----- Reading text -----

KA-POW!!! Was the first thought that went through many minds in the Constitutional Court on Thursday. Wow, you don’t see that every day, the ANC government being told to take its decision and lump it. But make no mistake, they will have things their way, eventually. By STEPHEN GROOTES.
But for now, that’s what happens when five Constitutional Court judges decide an ANC law is unconstitutional: you go back with your tail between your legs. Particularly since this was an issue only because the ANC had made it so.
It’s amazing how often really important cases can hinge on what one person thinks. This is what happened in the Constitutional Court on Thursday. In a five-four judgment, the court ordered Parliament to rethink the decision that the Hawks (a.k.a. Directorate of Priority Crime Investigations) should replace the Scorpions. It said the legislation that created the Hawks simply doesn’t give them enough independence, and that international treaties signed by South Africa actually place an obligation on government to have a fully independent corruption-fighting entity. Parliament now has 18 months to make the Hawks fully independent. There must have been much tut-tutting in Luthuli House.
But first the back-story. The decision by the ANC’s Polokwane conference to can the Scorpions was the second biggest news story to come out of that gathering. From Polokwane, the measure went to Parliament, where public hearings were held, before MPs adopted the legislative amendments. Before the law actually went through the National Assembly, businessman Hugh “Bob” Glenister decided up with this he shall not put, and went to court. The Cape high court ruled it didn’t have jurisdiction. He then went to Constitution Hill. This was all back in 2008 and 2009.
There he lost, because judges (in a case now known as Glenister I) said this was not an urgent case, as no irreparable harm would occur if he didn’t try to strike down the legislation after it was passed. Lawyers, tsk. So after the Bill became law, he tried again. It went through the usual hoops before the Constitutional Court reheard the case. It was, of course, a slightly different Court, as several judges had left and others appointed in the meantime. But Glenister is a determined oke. He gives his position as “citizen” and on Thursday, declared himself “ecstatic” with the ruling. It’s been a four-year battle for him, and we hope he had a wee dram on Thursday evening.

-----

Do this: Decide whether each of the following statements agrees with the Hawks article, answering yes or no and quoting the words of the article that settle it: (a) The Constitutional Court's judgment was unanimous. (b) Parliament was given 18 months to make the Hawks fully independent. (c) The Cape high court ruled in Glenister's favor.

----- Dataset extract -----

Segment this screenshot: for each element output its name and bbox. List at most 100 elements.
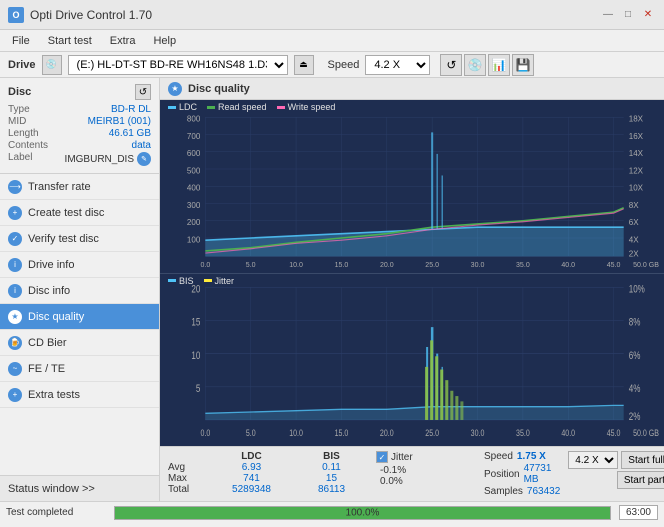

-----

Response for this exercise:
(a) No: "In a five-four judgment, the court ordered Parliament to rethink the decision that the Hawks (a.k.a. Directorate of Priority Crime Investigations) should replace the Scorpions."
(b) Yes: "Parliament now has 18 months to make the Hawks fully independent."
(c) No: "The Cape high court ruled it didn’t have jurisdiction."